# [Work to do]
The line containing "Output a JSON" marks the start; return it and every line after it in the listing below, exactly, through the last.

##############################

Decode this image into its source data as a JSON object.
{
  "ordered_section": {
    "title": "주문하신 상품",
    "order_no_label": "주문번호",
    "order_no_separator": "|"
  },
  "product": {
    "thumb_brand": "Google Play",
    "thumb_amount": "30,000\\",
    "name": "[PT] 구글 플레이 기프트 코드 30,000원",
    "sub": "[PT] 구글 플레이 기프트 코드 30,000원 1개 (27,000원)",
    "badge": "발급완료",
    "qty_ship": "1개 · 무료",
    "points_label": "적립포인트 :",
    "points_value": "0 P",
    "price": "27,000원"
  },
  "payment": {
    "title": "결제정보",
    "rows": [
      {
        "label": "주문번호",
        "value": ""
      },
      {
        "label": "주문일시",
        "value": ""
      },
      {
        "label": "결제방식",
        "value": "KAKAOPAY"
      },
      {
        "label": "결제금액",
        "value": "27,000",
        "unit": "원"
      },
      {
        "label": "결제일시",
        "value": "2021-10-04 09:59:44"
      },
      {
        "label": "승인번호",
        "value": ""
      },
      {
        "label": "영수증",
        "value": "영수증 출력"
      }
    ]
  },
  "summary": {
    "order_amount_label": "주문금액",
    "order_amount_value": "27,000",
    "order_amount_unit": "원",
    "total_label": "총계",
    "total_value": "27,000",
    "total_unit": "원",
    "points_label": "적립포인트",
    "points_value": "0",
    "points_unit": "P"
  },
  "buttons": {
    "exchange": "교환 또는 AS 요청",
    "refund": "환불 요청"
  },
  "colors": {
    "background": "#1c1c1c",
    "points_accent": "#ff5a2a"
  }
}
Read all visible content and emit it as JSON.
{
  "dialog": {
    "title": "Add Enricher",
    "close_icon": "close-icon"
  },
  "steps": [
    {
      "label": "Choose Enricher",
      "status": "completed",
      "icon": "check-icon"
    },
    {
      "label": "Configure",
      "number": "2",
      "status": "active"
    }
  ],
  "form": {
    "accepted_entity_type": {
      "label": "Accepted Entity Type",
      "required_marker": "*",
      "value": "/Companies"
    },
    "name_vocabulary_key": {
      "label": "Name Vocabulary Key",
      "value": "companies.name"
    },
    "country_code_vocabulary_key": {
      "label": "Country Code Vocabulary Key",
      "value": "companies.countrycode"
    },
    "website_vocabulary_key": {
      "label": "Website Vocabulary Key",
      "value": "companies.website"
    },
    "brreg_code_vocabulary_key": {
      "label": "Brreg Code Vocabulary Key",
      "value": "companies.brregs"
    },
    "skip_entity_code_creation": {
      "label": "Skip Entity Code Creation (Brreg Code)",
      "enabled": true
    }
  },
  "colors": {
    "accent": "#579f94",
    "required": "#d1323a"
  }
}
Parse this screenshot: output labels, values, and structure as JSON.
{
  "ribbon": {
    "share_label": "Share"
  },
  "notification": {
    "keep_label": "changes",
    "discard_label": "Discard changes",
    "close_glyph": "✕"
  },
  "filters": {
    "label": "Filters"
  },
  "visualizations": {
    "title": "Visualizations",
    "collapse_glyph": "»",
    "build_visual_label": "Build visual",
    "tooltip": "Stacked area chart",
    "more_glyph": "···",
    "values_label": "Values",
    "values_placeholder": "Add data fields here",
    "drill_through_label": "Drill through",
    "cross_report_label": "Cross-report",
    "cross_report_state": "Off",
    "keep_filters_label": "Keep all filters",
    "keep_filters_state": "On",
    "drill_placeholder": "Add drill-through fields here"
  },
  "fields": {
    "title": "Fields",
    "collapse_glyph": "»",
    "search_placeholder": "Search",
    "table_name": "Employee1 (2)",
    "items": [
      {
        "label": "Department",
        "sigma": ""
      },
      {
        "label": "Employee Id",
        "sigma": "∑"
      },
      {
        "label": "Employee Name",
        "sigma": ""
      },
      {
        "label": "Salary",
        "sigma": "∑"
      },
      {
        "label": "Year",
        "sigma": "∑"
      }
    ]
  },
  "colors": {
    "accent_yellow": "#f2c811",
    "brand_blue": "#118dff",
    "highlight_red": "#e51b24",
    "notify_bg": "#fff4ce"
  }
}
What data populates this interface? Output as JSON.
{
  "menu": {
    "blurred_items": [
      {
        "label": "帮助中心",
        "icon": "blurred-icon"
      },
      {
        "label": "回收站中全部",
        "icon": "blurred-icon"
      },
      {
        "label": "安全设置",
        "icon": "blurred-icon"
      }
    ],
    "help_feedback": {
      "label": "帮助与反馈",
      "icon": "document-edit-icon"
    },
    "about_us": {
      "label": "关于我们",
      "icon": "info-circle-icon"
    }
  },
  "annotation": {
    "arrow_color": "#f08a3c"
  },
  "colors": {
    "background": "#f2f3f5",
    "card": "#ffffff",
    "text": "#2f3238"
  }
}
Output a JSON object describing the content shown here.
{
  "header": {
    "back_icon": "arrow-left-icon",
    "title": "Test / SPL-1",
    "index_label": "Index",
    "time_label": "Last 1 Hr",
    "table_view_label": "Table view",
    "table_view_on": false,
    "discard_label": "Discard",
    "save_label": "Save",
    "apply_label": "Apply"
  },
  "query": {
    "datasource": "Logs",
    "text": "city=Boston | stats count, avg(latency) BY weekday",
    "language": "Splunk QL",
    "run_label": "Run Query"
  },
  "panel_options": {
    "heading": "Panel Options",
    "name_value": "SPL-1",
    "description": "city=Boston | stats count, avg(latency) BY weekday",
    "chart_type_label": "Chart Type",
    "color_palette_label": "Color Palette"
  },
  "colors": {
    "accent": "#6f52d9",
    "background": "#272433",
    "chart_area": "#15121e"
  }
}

##############################

# [Output of the task]
Output a JSON object describing the content shown here.
{
  "header": {
    "back_icon": "arrow-left-icon",
    "title": "Test / SPL-1",
    "index_label": "Index",
    "time_label": "Last 1 Hr",
    "table_view_label": "Table view",
    "table_view_on": false,
    "discard_label": "Discard",
    "save_label": "Save",
    "apply_label": "Apply"
  },
  "query": {
    "datasource": "Logs",
    "text": "city=Boston | stats count, avg(latency) BY weekday",
    "language": "Splunk QL",
    "run_label": "Run Query"
  },
  "panel_options": {
    "heading": "Panel Options",
    "name_value": "SPL-1",
    "description": "city=Boston | stats count, avg(latency) BY weekday",
    "chart_type_label": "Chart Type",
    "color_palette_label": "Color Palette"
  },
  "colors": {
    "accent": "#6f52d9",
    "background": "#272433",
    "chart_area": "#15121e"
  }
}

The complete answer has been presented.